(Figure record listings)
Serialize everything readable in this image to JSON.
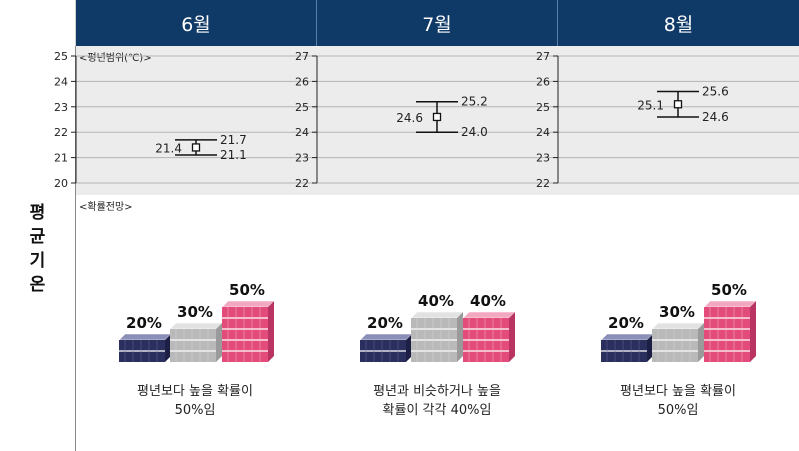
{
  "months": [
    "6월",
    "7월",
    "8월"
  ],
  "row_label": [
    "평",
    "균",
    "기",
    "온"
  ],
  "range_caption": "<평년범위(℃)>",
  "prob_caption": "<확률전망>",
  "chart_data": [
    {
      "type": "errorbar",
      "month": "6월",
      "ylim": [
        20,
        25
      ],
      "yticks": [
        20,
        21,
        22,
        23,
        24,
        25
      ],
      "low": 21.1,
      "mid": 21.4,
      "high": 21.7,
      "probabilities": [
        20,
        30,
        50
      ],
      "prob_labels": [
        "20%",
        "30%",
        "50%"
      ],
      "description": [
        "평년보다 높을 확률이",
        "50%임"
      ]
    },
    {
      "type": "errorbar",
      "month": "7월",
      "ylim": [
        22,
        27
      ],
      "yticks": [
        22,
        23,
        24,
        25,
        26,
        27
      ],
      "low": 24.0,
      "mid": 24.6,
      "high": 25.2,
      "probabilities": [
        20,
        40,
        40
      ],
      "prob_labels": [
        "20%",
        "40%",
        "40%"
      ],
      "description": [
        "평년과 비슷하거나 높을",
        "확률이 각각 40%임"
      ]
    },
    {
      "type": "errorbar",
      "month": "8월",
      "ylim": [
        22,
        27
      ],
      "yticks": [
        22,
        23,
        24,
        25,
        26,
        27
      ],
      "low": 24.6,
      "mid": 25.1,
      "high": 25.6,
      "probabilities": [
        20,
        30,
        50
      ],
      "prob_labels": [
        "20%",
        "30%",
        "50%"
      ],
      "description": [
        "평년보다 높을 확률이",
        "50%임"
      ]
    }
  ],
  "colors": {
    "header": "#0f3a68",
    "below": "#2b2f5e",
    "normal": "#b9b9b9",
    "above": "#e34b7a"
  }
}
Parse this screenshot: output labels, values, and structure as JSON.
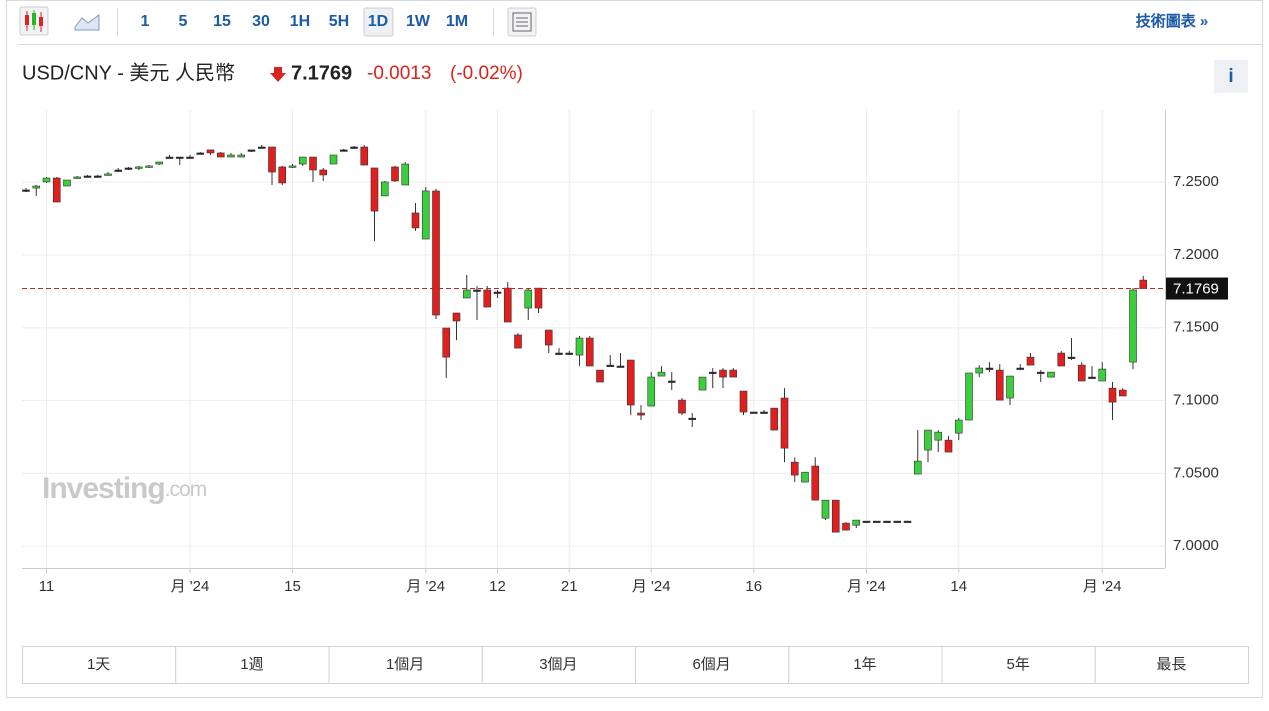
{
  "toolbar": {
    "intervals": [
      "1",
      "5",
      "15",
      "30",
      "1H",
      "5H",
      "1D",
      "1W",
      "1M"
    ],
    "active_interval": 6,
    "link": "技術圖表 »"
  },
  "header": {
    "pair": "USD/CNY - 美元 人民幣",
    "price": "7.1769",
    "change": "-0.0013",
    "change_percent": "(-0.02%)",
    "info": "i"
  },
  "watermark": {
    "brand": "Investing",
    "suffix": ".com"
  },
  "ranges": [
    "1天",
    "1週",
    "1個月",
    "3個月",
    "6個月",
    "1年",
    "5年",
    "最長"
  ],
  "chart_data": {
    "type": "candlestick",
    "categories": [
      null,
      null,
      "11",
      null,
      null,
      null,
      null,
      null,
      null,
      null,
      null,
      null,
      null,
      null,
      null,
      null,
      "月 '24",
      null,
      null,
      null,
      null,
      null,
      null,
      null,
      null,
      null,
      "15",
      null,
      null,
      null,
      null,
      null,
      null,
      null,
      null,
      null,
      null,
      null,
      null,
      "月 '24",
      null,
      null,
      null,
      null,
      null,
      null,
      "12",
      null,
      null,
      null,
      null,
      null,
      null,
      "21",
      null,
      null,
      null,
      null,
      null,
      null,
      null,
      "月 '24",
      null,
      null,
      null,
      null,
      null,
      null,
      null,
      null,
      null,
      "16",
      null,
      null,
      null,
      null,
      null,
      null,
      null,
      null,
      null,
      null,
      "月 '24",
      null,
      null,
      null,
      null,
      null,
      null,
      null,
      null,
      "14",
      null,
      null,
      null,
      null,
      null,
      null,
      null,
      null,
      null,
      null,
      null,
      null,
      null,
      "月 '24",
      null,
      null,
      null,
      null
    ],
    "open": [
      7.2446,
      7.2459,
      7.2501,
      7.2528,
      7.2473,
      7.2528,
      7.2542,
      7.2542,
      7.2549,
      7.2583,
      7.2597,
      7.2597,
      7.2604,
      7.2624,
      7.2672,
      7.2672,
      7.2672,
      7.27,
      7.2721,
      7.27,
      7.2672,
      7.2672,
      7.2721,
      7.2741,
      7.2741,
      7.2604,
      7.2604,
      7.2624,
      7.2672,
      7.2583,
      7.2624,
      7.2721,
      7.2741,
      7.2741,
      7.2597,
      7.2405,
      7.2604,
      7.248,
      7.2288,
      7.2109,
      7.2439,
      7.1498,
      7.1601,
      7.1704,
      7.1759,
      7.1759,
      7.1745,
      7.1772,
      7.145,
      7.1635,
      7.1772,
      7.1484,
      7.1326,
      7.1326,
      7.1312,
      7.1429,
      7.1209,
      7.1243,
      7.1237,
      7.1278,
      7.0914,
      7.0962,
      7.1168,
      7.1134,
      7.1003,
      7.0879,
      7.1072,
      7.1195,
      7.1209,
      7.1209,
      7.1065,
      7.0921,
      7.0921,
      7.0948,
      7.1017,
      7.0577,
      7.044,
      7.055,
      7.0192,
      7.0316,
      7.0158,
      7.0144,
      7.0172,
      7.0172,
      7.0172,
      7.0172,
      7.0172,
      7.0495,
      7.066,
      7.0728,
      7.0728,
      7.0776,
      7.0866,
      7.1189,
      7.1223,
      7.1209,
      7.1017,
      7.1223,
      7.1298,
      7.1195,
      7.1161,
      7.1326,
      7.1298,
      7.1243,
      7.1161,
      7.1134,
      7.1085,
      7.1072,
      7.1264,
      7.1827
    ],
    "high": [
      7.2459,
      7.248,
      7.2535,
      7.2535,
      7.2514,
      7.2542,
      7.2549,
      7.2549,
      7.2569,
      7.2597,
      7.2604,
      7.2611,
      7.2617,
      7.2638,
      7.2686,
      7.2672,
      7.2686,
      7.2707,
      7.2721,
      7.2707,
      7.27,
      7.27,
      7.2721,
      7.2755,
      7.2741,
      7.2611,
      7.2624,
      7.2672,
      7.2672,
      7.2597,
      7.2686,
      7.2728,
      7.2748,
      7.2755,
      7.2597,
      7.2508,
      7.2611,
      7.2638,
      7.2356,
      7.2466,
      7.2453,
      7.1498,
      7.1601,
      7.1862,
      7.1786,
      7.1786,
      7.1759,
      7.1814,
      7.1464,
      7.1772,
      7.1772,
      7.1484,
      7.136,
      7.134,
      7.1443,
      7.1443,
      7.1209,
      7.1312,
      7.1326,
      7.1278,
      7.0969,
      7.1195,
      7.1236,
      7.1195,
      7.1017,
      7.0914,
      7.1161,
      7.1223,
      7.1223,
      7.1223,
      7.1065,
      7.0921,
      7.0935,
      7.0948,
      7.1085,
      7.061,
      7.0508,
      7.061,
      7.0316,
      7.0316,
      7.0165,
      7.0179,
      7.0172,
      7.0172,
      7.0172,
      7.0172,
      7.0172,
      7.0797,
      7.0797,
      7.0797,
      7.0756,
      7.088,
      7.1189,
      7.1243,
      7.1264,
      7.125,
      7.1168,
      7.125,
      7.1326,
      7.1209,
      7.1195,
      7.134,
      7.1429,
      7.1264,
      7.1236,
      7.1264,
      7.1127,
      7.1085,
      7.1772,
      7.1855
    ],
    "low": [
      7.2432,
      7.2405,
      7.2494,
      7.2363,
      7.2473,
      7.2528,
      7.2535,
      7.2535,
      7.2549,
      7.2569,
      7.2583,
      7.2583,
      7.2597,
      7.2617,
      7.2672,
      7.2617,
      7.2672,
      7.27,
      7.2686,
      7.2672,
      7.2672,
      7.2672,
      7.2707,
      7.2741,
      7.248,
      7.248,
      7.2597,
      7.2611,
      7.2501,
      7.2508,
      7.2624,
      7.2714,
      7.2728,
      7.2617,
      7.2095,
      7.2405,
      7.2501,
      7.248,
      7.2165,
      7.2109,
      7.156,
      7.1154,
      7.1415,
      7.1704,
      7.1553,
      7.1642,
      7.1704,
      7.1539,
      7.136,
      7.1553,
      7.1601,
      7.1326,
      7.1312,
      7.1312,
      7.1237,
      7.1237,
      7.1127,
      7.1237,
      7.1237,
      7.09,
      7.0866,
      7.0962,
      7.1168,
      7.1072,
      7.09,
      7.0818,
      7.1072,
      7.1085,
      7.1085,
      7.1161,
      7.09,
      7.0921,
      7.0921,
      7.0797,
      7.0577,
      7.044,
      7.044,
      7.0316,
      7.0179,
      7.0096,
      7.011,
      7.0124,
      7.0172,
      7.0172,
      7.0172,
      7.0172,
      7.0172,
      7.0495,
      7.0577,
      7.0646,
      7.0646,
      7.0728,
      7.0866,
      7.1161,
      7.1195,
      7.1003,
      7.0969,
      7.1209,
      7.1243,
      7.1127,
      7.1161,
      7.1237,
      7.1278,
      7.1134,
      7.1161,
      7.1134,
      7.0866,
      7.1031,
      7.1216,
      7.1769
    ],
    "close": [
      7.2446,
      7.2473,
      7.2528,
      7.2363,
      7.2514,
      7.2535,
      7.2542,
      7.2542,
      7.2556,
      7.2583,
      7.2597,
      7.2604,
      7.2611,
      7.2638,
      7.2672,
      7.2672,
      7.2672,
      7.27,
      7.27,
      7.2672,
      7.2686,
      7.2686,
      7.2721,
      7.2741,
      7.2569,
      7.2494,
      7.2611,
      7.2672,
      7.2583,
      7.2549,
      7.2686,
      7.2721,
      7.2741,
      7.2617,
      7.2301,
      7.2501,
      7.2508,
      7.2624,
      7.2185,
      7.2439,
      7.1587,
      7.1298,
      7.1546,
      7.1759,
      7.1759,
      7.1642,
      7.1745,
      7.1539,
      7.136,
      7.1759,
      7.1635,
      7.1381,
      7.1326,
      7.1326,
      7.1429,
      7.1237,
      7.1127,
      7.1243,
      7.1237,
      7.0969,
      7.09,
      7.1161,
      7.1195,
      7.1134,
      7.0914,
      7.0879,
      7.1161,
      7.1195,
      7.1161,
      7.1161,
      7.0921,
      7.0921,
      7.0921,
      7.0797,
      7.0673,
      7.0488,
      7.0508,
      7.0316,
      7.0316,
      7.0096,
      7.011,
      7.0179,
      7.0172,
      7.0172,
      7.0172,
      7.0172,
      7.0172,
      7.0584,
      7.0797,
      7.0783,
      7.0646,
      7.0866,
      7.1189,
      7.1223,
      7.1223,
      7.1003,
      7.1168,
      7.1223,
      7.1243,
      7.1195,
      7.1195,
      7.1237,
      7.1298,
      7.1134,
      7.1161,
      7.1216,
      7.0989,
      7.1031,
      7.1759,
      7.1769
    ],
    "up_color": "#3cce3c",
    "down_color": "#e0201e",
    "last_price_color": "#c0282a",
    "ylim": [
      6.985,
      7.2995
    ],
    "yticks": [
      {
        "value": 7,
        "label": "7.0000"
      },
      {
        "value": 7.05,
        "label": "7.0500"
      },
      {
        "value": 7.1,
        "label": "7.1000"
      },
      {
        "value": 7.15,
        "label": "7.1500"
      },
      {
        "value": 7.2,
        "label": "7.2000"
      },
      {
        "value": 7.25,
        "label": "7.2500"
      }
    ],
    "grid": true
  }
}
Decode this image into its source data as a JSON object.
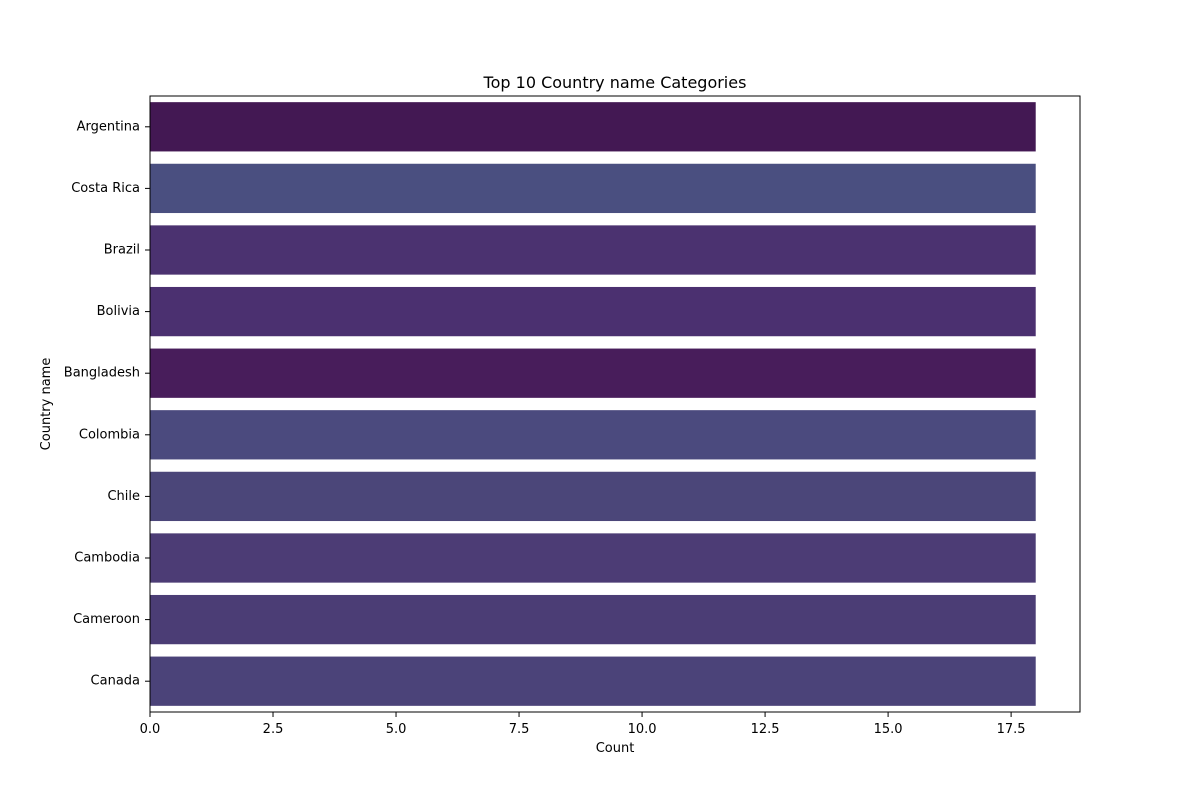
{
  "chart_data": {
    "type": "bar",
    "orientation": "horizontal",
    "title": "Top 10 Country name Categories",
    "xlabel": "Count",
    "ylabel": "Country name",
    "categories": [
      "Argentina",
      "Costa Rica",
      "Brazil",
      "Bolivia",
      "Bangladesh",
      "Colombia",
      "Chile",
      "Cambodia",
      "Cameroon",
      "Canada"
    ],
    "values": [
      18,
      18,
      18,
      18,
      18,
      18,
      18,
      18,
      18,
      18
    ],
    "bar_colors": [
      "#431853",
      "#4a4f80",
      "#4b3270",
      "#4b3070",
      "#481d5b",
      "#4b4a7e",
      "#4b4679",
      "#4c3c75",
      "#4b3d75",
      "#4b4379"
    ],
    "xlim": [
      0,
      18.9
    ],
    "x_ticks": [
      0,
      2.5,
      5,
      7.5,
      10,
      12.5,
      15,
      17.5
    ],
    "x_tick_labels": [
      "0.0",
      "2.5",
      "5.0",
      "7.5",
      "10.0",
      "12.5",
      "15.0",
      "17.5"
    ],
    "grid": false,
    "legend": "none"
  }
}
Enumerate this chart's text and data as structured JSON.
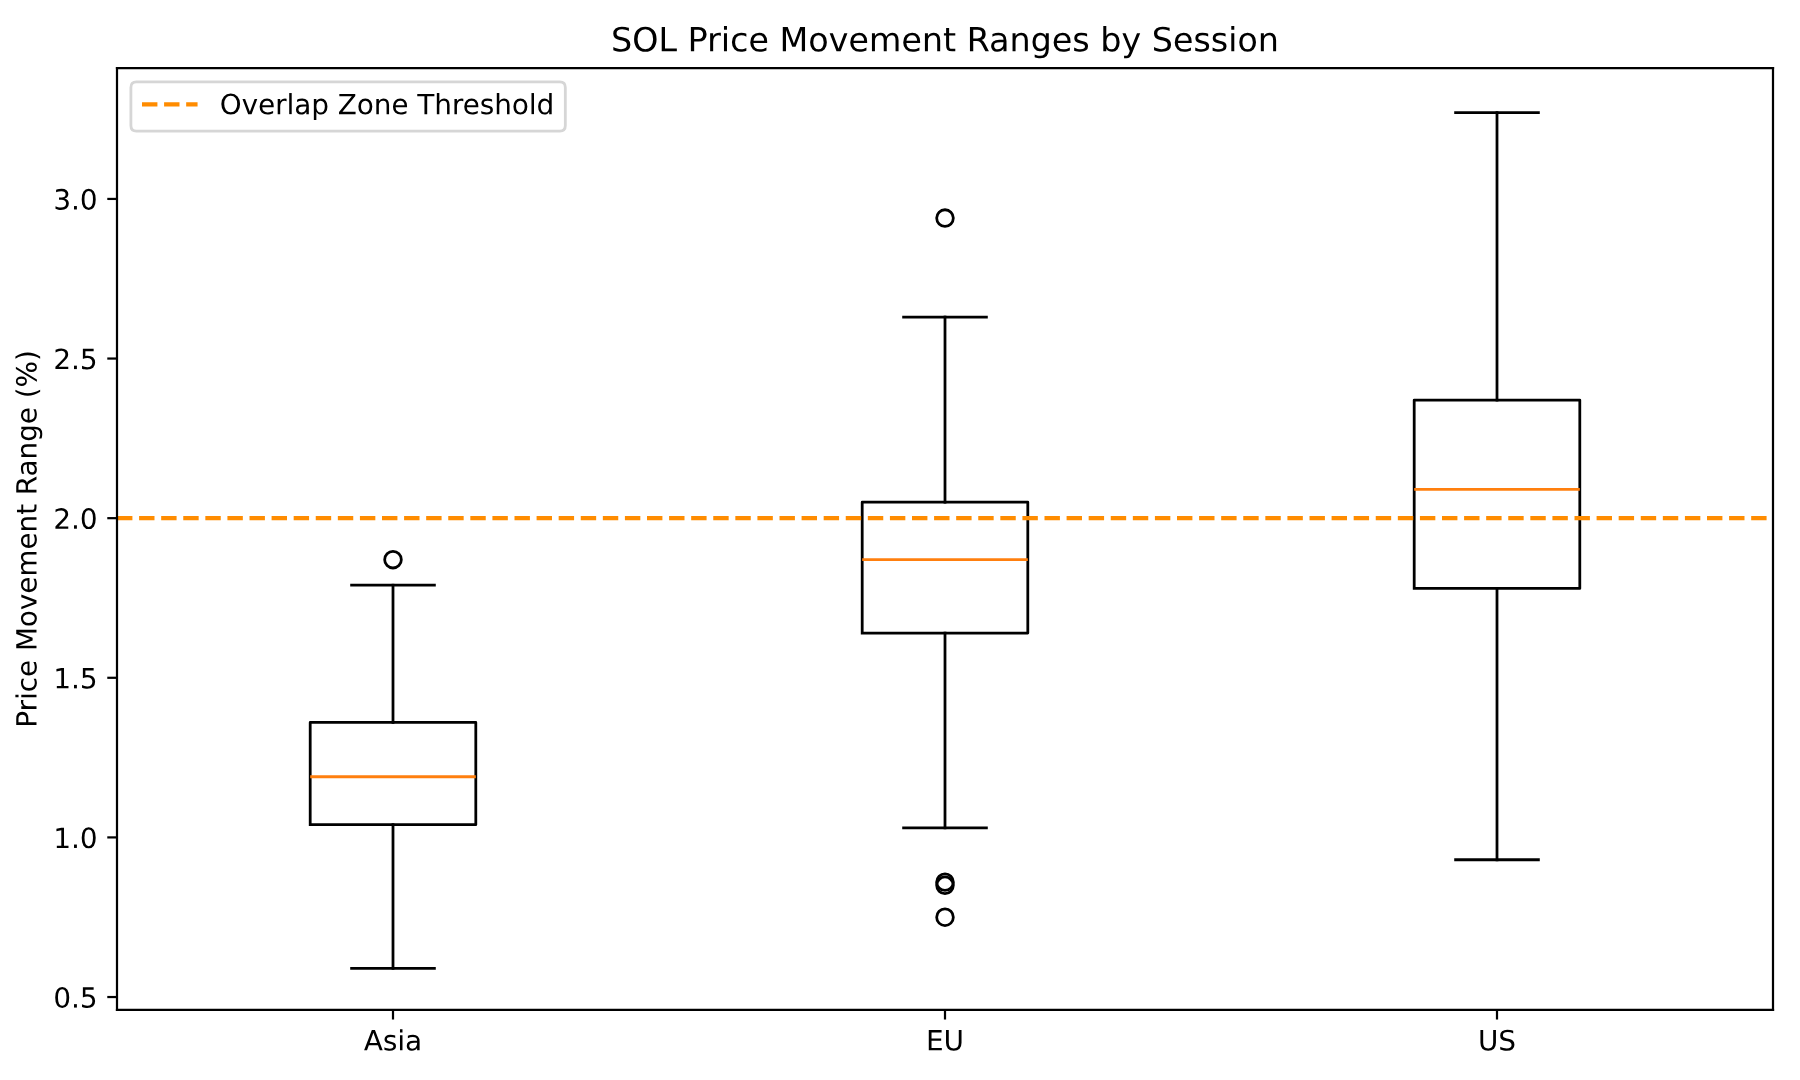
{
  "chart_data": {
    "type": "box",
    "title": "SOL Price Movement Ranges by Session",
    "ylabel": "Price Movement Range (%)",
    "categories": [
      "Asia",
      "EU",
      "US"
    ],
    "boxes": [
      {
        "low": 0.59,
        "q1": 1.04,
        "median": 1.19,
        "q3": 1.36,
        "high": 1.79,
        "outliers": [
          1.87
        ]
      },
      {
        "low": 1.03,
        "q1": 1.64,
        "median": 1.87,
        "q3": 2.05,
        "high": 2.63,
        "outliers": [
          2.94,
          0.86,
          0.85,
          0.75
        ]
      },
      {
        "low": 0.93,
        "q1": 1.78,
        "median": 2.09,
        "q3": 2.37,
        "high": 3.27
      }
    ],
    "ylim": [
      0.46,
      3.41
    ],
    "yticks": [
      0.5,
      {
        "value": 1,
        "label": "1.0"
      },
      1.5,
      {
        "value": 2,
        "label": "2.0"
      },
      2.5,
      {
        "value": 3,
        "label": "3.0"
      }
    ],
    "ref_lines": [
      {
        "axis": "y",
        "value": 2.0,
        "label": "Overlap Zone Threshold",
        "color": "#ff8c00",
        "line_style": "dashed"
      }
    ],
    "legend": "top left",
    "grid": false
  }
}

#### [What the task asks]
Read the data above and count the lines that include "high". Answer only with the count.

#### [Exercise solution]
7